- **Requirements**:
In the records that follow, locate every line with "React" and extract it.

=== Provided entries ===

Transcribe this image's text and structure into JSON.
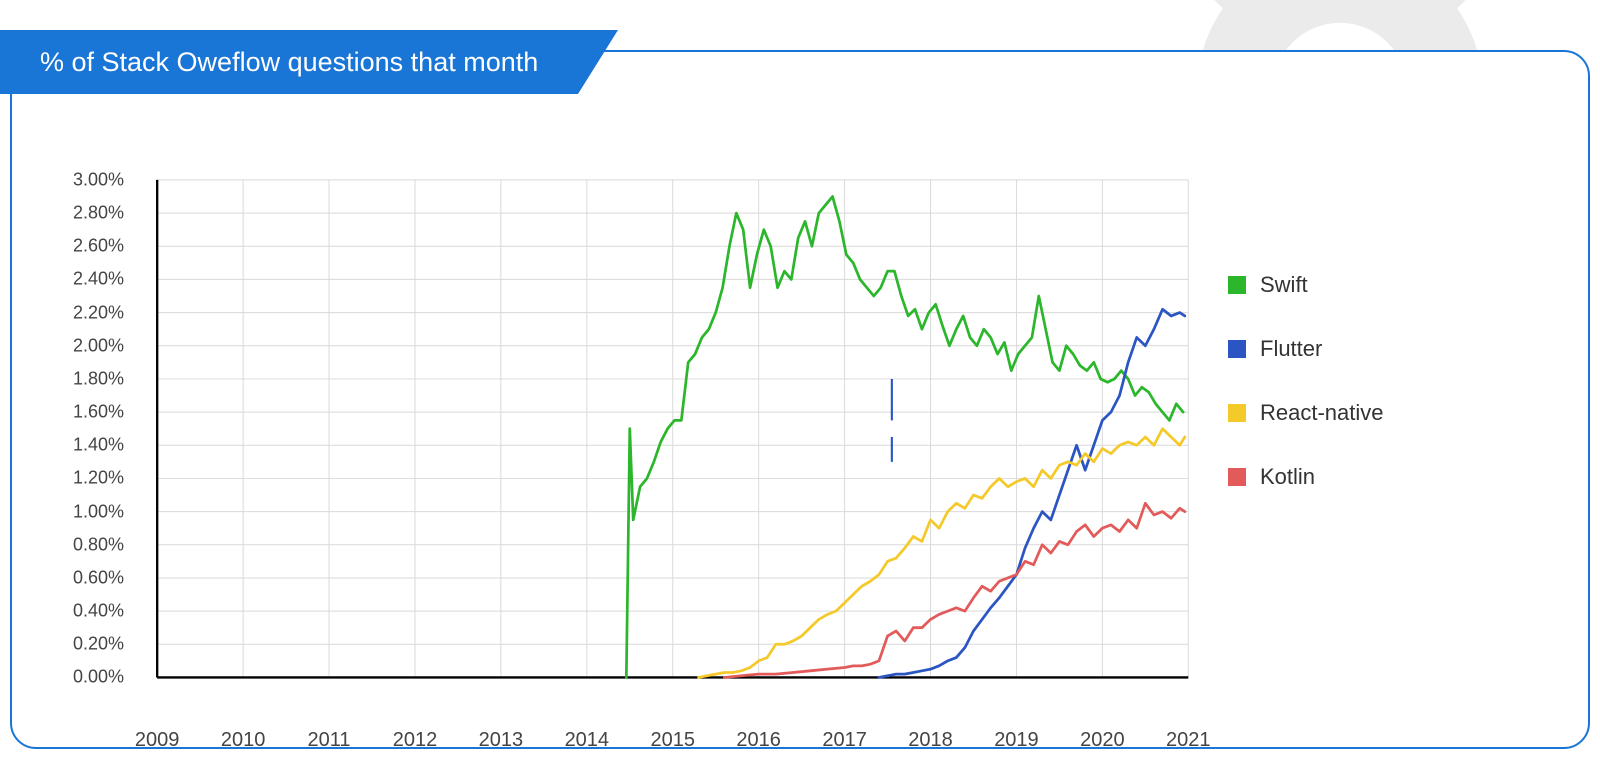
{
  "title": "% of Stack Oweflow questions that month",
  "legend": [
    {
      "name": "Swift",
      "color": "#2bb62b"
    },
    {
      "name": "Flutter",
      "color": "#2b55c2"
    },
    {
      "name": "React-native",
      "color": "#f4c92a"
    },
    {
      "name": "Kotlin",
      "color": "#e25a5a"
    }
  ],
  "chart_data": {
    "type": "line",
    "xlabel": "",
    "ylabel": "",
    "xlim": [
      2009,
      2021
    ],
    "ylim": [
      0,
      3.0
    ],
    "x_ticks": [
      2009,
      2010,
      2011,
      2012,
      2013,
      2014,
      2015,
      2016,
      2017,
      2018,
      2019,
      2020,
      2021
    ],
    "y_ticks": [
      0.0,
      0.2,
      0.4,
      0.6,
      0.8,
      1.0,
      1.2,
      1.4,
      1.6,
      1.8,
      2.0,
      2.2,
      2.4,
      2.6,
      2.8,
      3.0
    ],
    "y_tick_format": "{v}%",
    "series": [
      {
        "name": "Swift",
        "color": "#2bb62b",
        "x": [
          2014.46,
          2014.5,
          2014.54,
          2014.58,
          2014.62,
          2014.7,
          2014.78,
          2014.86,
          2014.94,
          2015.02,
          2015.1,
          2015.18,
          2015.26,
          2015.34,
          2015.42,
          2015.5,
          2015.58,
          2015.66,
          2015.74,
          2015.82,
          2015.9,
          2015.98,
          2016.06,
          2016.14,
          2016.22,
          2016.3,
          2016.38,
          2016.46,
          2016.54,
          2016.62,
          2016.7,
          2016.78,
          2016.86,
          2016.94,
          2017.02,
          2017.1,
          2017.18,
          2017.26,
          2017.34,
          2017.42,
          2017.5,
          2017.58,
          2017.66,
          2017.74,
          2017.82,
          2017.9,
          2017.98,
          2018.06,
          2018.14,
          2018.22,
          2018.3,
          2018.38,
          2018.46,
          2018.54,
          2018.62,
          2018.7,
          2018.78,
          2018.86,
          2018.94,
          2019.02,
          2019.1,
          2019.18,
          2019.26,
          2019.34,
          2019.42,
          2019.5,
          2019.58,
          2019.66,
          2019.74,
          2019.82,
          2019.9,
          2019.98,
          2020.06,
          2020.14,
          2020.22,
          2020.3,
          2020.38,
          2020.46,
          2020.54,
          2020.62,
          2020.7,
          2020.78,
          2020.86,
          2020.94
        ],
        "y": [
          0.0,
          1.5,
          0.95,
          1.05,
          1.15,
          1.2,
          1.3,
          1.42,
          1.5,
          1.55,
          1.55,
          1.9,
          1.95,
          2.05,
          2.1,
          2.2,
          2.35,
          2.6,
          2.8,
          2.7,
          2.35,
          2.55,
          2.7,
          2.6,
          2.35,
          2.45,
          2.4,
          2.65,
          2.75,
          2.6,
          2.8,
          2.85,
          2.9,
          2.75,
          2.55,
          2.5,
          2.4,
          2.35,
          2.3,
          2.35,
          2.45,
          2.45,
          2.3,
          2.18,
          2.22,
          2.1,
          2.2,
          2.25,
          2.12,
          2.0,
          2.1,
          2.18,
          2.05,
          2.0,
          2.1,
          2.05,
          1.95,
          2.02,
          1.85,
          1.95,
          2.0,
          2.05,
          2.3,
          2.1,
          1.9,
          1.85,
          2.0,
          1.95,
          1.88,
          1.85,
          1.9,
          1.8,
          1.78,
          1.8,
          1.85,
          1.8,
          1.7,
          1.75,
          1.72,
          1.65,
          1.6,
          1.55,
          1.65,
          1.6
        ]
      },
      {
        "name": "Flutter",
        "color": "#2b55c2",
        "x": [
          2017.4,
          2017.5,
          2017.6,
          2017.7,
          2017.8,
          2017.9,
          2018.0,
          2018.1,
          2018.2,
          2018.3,
          2018.4,
          2018.5,
          2018.6,
          2018.7,
          2018.8,
          2018.9,
          2019.0,
          2019.1,
          2019.2,
          2019.3,
          2019.4,
          2019.5,
          2019.6,
          2019.7,
          2019.8,
          2019.9,
          2020.0,
          2020.1,
          2020.2,
          2020.3,
          2020.4,
          2020.5,
          2020.6,
          2020.7,
          2020.8,
          2020.9,
          2020.96
        ],
        "y": [
          0.0,
          0.01,
          0.02,
          0.02,
          0.03,
          0.04,
          0.05,
          0.07,
          0.1,
          0.12,
          0.18,
          0.28,
          0.35,
          0.42,
          0.48,
          0.55,
          0.62,
          0.78,
          0.9,
          1.0,
          0.95,
          1.1,
          1.25,
          1.4,
          1.25,
          1.4,
          1.55,
          1.6,
          1.7,
          1.9,
          2.05,
          2.0,
          2.1,
          2.22,
          2.18,
          2.2,
          2.18
        ]
      },
      {
        "name": "React-native",
        "color": "#f4c92a",
        "x": [
          2015.3,
          2015.4,
          2015.5,
          2015.6,
          2015.7,
          2015.8,
          2015.9,
          2016.0,
          2016.1,
          2016.2,
          2016.3,
          2016.4,
          2016.5,
          2016.6,
          2016.7,
          2016.8,
          2016.9,
          2017.0,
          2017.1,
          2017.2,
          2017.3,
          2017.4,
          2017.5,
          2017.6,
          2017.7,
          2017.8,
          2017.9,
          2018.0,
          2018.1,
          2018.2,
          2018.3,
          2018.4,
          2018.5,
          2018.6,
          2018.7,
          2018.8,
          2018.9,
          2019.0,
          2019.1,
          2019.2,
          2019.3,
          2019.4,
          2019.5,
          2019.6,
          2019.7,
          2019.8,
          2019.9,
          2020.0,
          2020.1,
          2020.2,
          2020.3,
          2020.4,
          2020.5,
          2020.6,
          2020.7,
          2020.8,
          2020.9,
          2020.96
        ],
        "y": [
          0.0,
          0.01,
          0.02,
          0.03,
          0.03,
          0.04,
          0.06,
          0.1,
          0.12,
          0.2,
          0.2,
          0.22,
          0.25,
          0.3,
          0.35,
          0.38,
          0.4,
          0.45,
          0.5,
          0.55,
          0.58,
          0.62,
          0.7,
          0.72,
          0.78,
          0.85,
          0.82,
          0.95,
          0.9,
          1.0,
          1.05,
          1.02,
          1.1,
          1.08,
          1.15,
          1.2,
          1.15,
          1.18,
          1.2,
          1.15,
          1.25,
          1.2,
          1.28,
          1.3,
          1.28,
          1.35,
          1.3,
          1.38,
          1.35,
          1.4,
          1.42,
          1.4,
          1.45,
          1.4,
          1.5,
          1.45,
          1.4,
          1.45
        ]
      },
      {
        "name": "Kotlin",
        "color": "#e25a5a",
        "x": [
          2015.6,
          2015.8,
          2016.0,
          2016.2,
          2016.4,
          2016.6,
          2016.8,
          2017.0,
          2017.1,
          2017.2,
          2017.3,
          2017.4,
          2017.5,
          2017.6,
          2017.7,
          2017.8,
          2017.9,
          2018.0,
          2018.1,
          2018.2,
          2018.3,
          2018.4,
          2018.5,
          2018.6,
          2018.7,
          2018.8,
          2018.9,
          2019.0,
          2019.1,
          2019.2,
          2019.3,
          2019.4,
          2019.5,
          2019.6,
          2019.7,
          2019.8,
          2019.9,
          2020.0,
          2020.1,
          2020.2,
          2020.3,
          2020.4,
          2020.5,
          2020.6,
          2020.7,
          2020.8,
          2020.9,
          2020.96
        ],
        "y": [
          0.0,
          0.01,
          0.02,
          0.02,
          0.03,
          0.04,
          0.05,
          0.06,
          0.07,
          0.07,
          0.08,
          0.1,
          0.25,
          0.28,
          0.22,
          0.3,
          0.3,
          0.35,
          0.38,
          0.4,
          0.42,
          0.4,
          0.48,
          0.55,
          0.52,
          0.58,
          0.6,
          0.62,
          0.7,
          0.68,
          0.8,
          0.75,
          0.82,
          0.8,
          0.88,
          0.92,
          0.85,
          0.9,
          0.92,
          0.88,
          0.95,
          0.9,
          1.05,
          0.98,
          1.0,
          0.96,
          1.02,
          1.0
        ]
      }
    ]
  }
}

===

- **Answer to this task**:
      "name": "React-native",
        "name": "React-native",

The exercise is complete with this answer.